| Instructions for the task |
Please reproduce the rows word for word, starting at the first row and ending at the line that contains "314, 747, 334]", with both of those lines included.

| Working data |
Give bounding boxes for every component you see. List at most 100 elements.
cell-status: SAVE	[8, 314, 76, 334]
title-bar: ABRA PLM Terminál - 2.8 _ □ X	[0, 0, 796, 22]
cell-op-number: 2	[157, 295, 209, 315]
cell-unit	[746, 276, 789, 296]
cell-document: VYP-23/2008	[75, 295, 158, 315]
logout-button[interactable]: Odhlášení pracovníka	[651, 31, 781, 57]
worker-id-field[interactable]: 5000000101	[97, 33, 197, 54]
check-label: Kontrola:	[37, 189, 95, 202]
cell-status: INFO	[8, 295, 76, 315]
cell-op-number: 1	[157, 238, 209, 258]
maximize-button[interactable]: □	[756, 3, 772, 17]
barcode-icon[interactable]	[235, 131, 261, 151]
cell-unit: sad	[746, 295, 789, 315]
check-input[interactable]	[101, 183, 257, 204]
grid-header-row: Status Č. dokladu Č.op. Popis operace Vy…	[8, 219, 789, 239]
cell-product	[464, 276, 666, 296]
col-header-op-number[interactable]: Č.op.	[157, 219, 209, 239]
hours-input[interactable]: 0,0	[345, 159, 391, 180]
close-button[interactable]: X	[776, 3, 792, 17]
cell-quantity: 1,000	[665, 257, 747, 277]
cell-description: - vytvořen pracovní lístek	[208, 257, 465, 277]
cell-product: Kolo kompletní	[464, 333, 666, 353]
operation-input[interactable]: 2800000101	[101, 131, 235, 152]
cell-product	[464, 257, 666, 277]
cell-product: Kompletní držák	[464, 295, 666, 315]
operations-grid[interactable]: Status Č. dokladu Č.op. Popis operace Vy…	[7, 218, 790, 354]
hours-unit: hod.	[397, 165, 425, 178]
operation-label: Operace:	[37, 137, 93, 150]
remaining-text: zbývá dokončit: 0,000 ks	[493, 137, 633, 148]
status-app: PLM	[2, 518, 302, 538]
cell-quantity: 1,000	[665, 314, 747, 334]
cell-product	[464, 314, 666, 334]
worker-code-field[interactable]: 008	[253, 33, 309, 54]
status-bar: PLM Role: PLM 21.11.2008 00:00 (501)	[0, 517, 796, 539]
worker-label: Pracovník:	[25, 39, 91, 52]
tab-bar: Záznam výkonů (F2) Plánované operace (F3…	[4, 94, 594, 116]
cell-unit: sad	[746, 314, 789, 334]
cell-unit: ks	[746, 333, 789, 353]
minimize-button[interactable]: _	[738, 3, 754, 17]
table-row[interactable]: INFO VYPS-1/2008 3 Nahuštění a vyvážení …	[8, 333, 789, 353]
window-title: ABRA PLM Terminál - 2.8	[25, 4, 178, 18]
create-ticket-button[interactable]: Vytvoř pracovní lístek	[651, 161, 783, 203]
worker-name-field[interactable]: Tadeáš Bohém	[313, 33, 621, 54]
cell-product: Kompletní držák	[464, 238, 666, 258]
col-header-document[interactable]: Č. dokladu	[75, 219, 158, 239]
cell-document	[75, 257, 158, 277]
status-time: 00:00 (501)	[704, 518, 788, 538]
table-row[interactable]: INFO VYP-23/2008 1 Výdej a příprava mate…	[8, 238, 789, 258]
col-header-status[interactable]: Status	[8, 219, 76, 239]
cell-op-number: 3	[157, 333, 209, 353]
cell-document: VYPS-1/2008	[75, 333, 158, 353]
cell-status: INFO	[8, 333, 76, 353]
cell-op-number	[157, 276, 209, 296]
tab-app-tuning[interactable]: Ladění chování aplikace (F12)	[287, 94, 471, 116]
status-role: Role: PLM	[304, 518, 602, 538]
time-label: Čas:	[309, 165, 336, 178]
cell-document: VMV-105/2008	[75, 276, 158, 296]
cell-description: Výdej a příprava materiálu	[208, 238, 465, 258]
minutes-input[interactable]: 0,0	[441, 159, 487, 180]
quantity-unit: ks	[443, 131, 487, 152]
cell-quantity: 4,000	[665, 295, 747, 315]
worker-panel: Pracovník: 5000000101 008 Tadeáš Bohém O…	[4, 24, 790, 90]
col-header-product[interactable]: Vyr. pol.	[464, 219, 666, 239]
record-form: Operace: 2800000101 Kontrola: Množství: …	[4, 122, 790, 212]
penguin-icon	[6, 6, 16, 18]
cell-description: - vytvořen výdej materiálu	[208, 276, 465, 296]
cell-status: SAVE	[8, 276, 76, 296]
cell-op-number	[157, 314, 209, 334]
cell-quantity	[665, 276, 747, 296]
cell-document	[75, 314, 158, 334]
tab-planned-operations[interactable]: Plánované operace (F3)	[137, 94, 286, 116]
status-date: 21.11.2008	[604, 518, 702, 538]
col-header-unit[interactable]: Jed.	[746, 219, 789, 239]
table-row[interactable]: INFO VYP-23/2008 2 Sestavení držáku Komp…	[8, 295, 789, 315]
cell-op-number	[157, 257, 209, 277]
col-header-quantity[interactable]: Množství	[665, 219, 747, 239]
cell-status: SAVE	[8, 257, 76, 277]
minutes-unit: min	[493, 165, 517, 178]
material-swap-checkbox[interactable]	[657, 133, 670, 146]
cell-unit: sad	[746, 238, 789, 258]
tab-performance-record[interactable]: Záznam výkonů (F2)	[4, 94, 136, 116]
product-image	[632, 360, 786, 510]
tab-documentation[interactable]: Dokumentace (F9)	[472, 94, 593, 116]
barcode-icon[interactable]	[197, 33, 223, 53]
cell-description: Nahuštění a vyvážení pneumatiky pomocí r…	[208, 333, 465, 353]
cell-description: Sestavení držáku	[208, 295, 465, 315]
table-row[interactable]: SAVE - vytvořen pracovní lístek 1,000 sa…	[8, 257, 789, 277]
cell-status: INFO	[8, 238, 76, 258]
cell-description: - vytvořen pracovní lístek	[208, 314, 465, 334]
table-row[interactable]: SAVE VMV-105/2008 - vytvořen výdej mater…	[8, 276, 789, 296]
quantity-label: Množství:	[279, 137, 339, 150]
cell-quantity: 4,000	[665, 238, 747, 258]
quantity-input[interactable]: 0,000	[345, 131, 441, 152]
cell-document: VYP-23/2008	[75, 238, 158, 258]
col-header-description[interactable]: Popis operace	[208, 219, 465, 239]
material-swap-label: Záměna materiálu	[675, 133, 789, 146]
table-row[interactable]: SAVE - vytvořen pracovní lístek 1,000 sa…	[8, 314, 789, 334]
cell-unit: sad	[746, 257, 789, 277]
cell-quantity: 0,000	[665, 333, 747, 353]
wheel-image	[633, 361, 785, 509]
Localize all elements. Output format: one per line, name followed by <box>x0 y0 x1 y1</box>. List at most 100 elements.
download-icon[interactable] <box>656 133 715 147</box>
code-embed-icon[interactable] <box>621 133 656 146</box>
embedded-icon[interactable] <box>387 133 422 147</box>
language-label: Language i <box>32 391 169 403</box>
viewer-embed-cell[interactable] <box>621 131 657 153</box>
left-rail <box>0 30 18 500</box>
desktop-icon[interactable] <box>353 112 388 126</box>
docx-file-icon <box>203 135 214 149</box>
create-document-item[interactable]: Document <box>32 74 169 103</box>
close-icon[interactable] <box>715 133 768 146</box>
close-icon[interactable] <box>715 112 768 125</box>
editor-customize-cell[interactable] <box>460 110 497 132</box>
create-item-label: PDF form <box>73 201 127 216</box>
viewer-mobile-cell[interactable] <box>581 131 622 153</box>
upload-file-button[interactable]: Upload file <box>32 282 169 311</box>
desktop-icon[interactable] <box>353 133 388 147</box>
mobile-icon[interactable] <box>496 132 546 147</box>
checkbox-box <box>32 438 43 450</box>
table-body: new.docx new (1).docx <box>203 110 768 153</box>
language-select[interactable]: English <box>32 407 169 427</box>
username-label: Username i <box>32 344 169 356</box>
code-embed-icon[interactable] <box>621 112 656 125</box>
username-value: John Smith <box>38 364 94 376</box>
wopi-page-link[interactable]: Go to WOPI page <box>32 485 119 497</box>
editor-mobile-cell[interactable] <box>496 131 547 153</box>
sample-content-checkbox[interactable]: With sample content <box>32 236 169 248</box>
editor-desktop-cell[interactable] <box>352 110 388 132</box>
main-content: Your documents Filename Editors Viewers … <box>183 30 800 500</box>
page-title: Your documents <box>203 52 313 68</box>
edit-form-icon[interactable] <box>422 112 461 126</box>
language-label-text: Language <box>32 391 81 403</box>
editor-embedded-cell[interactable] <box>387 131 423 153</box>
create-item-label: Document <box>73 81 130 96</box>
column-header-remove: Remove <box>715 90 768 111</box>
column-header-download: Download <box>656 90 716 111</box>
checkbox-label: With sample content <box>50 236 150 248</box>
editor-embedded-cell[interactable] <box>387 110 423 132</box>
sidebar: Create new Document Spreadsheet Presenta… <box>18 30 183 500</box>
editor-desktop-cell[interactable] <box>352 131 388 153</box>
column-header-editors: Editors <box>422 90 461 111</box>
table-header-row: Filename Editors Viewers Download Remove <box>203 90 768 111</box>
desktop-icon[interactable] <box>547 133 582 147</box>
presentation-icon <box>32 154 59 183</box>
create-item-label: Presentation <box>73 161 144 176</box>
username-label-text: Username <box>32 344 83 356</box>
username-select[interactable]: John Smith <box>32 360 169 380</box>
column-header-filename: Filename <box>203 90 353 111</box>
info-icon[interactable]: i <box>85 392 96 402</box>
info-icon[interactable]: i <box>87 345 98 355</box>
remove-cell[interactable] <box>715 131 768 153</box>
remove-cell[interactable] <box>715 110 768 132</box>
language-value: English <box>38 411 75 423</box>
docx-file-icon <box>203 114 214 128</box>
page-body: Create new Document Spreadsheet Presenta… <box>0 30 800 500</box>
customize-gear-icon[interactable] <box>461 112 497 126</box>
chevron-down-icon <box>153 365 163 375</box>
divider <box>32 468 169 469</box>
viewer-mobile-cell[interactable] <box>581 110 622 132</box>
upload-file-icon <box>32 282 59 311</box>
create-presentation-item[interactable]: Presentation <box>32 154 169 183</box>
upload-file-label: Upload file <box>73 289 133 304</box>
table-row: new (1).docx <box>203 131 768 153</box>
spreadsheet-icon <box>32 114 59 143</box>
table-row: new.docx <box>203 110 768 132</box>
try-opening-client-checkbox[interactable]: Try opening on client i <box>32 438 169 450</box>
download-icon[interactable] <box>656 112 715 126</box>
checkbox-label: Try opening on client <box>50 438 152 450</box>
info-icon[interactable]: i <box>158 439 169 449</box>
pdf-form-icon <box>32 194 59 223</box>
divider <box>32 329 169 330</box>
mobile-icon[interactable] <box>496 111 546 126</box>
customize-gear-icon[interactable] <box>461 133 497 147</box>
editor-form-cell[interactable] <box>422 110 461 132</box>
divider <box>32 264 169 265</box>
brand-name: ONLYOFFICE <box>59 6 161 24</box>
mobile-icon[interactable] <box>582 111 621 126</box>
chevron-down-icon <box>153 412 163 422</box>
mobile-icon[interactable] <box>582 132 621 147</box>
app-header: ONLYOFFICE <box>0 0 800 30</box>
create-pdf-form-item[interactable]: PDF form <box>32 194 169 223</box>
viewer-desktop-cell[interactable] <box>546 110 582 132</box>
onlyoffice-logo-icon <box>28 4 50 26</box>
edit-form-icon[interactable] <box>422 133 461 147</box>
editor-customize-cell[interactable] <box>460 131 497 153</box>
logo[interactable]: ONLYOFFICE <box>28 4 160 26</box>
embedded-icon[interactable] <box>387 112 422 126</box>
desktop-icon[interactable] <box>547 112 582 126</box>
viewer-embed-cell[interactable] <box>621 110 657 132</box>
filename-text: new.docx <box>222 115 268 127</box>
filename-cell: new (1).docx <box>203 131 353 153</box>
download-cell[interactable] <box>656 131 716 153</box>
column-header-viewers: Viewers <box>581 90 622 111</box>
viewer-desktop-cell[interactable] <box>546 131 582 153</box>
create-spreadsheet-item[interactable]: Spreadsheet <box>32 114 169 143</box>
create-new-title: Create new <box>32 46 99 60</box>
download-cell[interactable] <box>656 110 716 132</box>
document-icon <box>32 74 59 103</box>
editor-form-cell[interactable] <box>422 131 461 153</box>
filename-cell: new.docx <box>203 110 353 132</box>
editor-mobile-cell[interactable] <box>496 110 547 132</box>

| Output for this exercise |
Give bounding boxes for every component you see. List at most 100 elements.
cell-status: SAVE	[8, 314, 76, 334]
title-bar: ABRA PLM Terminál - 2.8 _ □ X	[0, 0, 796, 22]
cell-op-number: 2	[157, 295, 209, 315]
cell-unit	[746, 276, 789, 296]
cell-document: VYP-23/2008	[75, 295, 158, 315]
logout-button[interactable]: Odhlášení pracovníka	[651, 31, 781, 57]
worker-id-field[interactable]: 5000000101	[97, 33, 197, 54]
check-label: Kontrola:	[37, 189, 95, 202]
cell-status: INFO	[8, 295, 76, 315]
cell-op-number: 1	[157, 238, 209, 258]
maximize-button[interactable]: □	[756, 3, 772, 17]
barcode-icon[interactable]	[235, 131, 261, 151]
cell-unit: sad	[746, 295, 789, 315]
check-input[interactable]	[101, 183, 257, 204]
grid-header-row: Status Č. dokladu Č.op. Popis operace Vy…	[8, 219, 789, 239]
cell-product	[464, 276, 666, 296]
col-header-op-number[interactable]: Č.op.	[157, 219, 209, 239]
hours-input[interactable]: 0,0	[345, 159, 391, 180]
close-button[interactable]: X	[776, 3, 792, 17]
cell-quantity: 1,000	[665, 257, 747, 277]
cell-description: - vytvořen pracovní lístek	[208, 257, 465, 277]
cell-product: Kolo kompletní	[464, 333, 666, 353]
operation-input[interactable]: 2800000101	[101, 131, 235, 152]
cell-product	[464, 257, 666, 277]
cell-product: Kompletní držák	[464, 295, 666, 315]
operations-grid[interactable]: Status Č. dokladu Č.op. Popis operace Vy…	[7, 218, 790, 354]
hours-unit: hod.	[397, 165, 425, 178]
operation-label: Operace:	[37, 137, 93, 150]
remaining-text: zbývá dokončit: 0,000 ks	[493, 137, 633, 148]
status-app: PLM	[2, 518, 302, 538]
cell-quantity: 1,000	[665, 314, 747, 334]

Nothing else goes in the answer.